Work to complete » Every record must be written out once more, with nothing added or omitted.
+++
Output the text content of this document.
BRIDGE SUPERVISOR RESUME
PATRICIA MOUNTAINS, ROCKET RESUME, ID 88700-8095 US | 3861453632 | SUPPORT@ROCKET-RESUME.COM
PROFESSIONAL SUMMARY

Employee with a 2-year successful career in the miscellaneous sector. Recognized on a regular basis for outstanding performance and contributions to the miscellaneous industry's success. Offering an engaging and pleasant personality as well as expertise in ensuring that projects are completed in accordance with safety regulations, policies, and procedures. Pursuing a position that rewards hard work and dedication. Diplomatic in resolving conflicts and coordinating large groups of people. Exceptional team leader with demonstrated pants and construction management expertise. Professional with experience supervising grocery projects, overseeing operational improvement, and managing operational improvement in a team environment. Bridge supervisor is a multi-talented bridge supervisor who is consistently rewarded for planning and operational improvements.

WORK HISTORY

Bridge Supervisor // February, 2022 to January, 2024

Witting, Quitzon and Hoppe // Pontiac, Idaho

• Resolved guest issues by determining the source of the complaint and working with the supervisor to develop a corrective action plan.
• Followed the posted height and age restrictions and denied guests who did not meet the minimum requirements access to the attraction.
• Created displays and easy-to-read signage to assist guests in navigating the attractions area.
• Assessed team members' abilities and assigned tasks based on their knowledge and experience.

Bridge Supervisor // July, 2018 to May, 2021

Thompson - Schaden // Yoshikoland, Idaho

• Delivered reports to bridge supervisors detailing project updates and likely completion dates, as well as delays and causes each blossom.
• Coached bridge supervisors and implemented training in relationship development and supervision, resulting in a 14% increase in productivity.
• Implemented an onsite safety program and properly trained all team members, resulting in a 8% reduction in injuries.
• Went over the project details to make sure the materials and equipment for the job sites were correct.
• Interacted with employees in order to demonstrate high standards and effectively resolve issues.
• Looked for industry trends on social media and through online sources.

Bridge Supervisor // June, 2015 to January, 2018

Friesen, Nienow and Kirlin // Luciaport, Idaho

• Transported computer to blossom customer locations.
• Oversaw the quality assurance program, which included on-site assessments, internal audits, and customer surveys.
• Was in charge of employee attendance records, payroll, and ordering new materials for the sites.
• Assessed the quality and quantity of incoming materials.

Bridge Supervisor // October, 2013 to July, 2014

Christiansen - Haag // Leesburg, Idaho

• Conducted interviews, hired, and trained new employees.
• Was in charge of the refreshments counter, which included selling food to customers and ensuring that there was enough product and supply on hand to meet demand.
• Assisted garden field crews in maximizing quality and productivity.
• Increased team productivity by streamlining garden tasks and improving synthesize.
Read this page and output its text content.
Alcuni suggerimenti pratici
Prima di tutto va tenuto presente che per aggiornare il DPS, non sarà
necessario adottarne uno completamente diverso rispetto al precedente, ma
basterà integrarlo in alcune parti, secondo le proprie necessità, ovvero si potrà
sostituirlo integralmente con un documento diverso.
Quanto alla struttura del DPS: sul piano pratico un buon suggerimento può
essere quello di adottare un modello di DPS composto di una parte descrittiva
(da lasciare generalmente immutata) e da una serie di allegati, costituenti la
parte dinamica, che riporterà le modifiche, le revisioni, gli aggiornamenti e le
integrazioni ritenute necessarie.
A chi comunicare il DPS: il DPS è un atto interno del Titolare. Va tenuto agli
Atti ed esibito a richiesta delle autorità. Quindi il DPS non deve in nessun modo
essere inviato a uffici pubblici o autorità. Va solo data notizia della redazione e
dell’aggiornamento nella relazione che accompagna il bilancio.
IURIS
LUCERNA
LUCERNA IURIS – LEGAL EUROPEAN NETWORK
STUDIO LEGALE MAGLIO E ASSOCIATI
+++
Finished answer »
Output the text content of this document.
BRIDGE SUPERVISOR RESUME
PATRICIA MOUNTAINS, ROCKET RESUME, ID 88700-8095 US | 3861453632 | SUPPORT@ROCKET-RESUME.COM
PROFESSIONAL SUMMARY

Employee with a 2-year successful career in the miscellaneous sector. Recognized on a regular basis for outstanding performance and contributions to the miscellaneous industry's success. Offering an engaging and pleasant personality as well as expertise in ensuring that projects are completed in accordance with safety regulations, policies, and procedures. Pursuing a position that rewards hard work and dedication. Diplomatic in resolving conflicts and coordinating large groups of people. Exceptional team leader with demonstrated pants and construction management expertise. Professional with experience supervising grocery projects, overseeing operational improvement, and managing operational improvement in a team environment. Bridge supervisor is a multi-talented bridge supervisor who is consistently rewarded for planning and operational improvements.

WORK HISTORY

Bridge Supervisor // February, 2022 to January, 2024

Witting, Quitzon and Hoppe // Pontiac, Idaho

• Resolved guest issues by determining the source of the complaint and working with the supervisor to develop a corrective action plan.
• Followed the posted height and age restrictions and denied guests who did not meet the minimum requirements access to the attraction.
• Created displays and easy-to-read signage to assist guests in navigating the attractions area.
• Assessed team members' abilities and assigned tasks based on their knowledge and experience.

Bridge Supervisor // July, 2018 to May, 2021

Thompson - Schaden // Yoshikoland, Idaho

• Delivered reports to bridge supervisors detailing project updates and likely completion dates, as well as delays and causes each blossom.
• Coached bridge supervisors and implemented training in relationship development and supervision, resulting in a 14% increase in productivity.
• Implemented an onsite safety program and properly trained all team members, resulting in a 8% reduction in injuries.
• Went over the project details to make sure the materials and equipment for the job sites were correct.
• Interacted with employees in order to demonstrate high standards and effectively resolve issues.
• Looked for industry trends on social media and through online sources.

Bridge Supervisor // June, 2015 to January, 2018

Friesen, Nienow and Kirlin // Luciaport, Idaho

• Transported computer to blossom customer locations.
• Oversaw the quality assurance program, which included on-site assessments, internal audits, and customer surveys.
• Was in charge of employee attendance records, payroll, and ordering new materials for the sites.
• Assessed the quality and quantity of incoming materials.

Bridge Supervisor // October, 2013 to July, 2014

Christiansen - Haag // Leesburg, Idaho

• Conducted interviews, hired, and trained new employees.
• Was in charge of the refreshments counter, which included selling food to customers and ensuring that there was enough product and supply on hand to meet demand.
• Assisted garden field crews in maximizing quality and productivity.
• Increased team productivity by streamlining garden tasks and improving synthesize.
Read this page and output its text content.
Alcuni suggerimenti pratici
Prima di tutto va tenuto presente che per aggiornare il DPS, non sarà
necessario adottarne uno completamente diverso rispetto al precedente, ma
basterà integrarlo in alcune parti, secondo le proprie necessità, ovvero si potrà
sostituirlo integralmente con un documento diverso.
Quanto alla struttura del DPS: sul piano pratico un buon suggerimento può
essere quello di adottare un modello di DPS composto di una parte descrittiva
(da lasciare generalmente immutata) e da una serie di allegati, costituenti la
parte dinamica, che riporterà le modifiche, le revisioni, gli aggiornamenti e le
integrazioni ritenute necessarie.
A chi comunicare il DPS: il DPS è un atto interno del Titolare. Va tenuto agli
Atti ed esibito a richiesta delle autorità. Quindi il DPS non deve in nessun modo
essere inviato a uffici pubblici o autorità. Va solo data notizia della redazione e
dell’aggiornamento nella relazione che accompagna il bilancio.
IURIS
LUCERNA
LUCERNA IURIS – LEGAL EUROPEAN NETWORK
STUDIO LEGALE MAGLIO E ASSOCIATI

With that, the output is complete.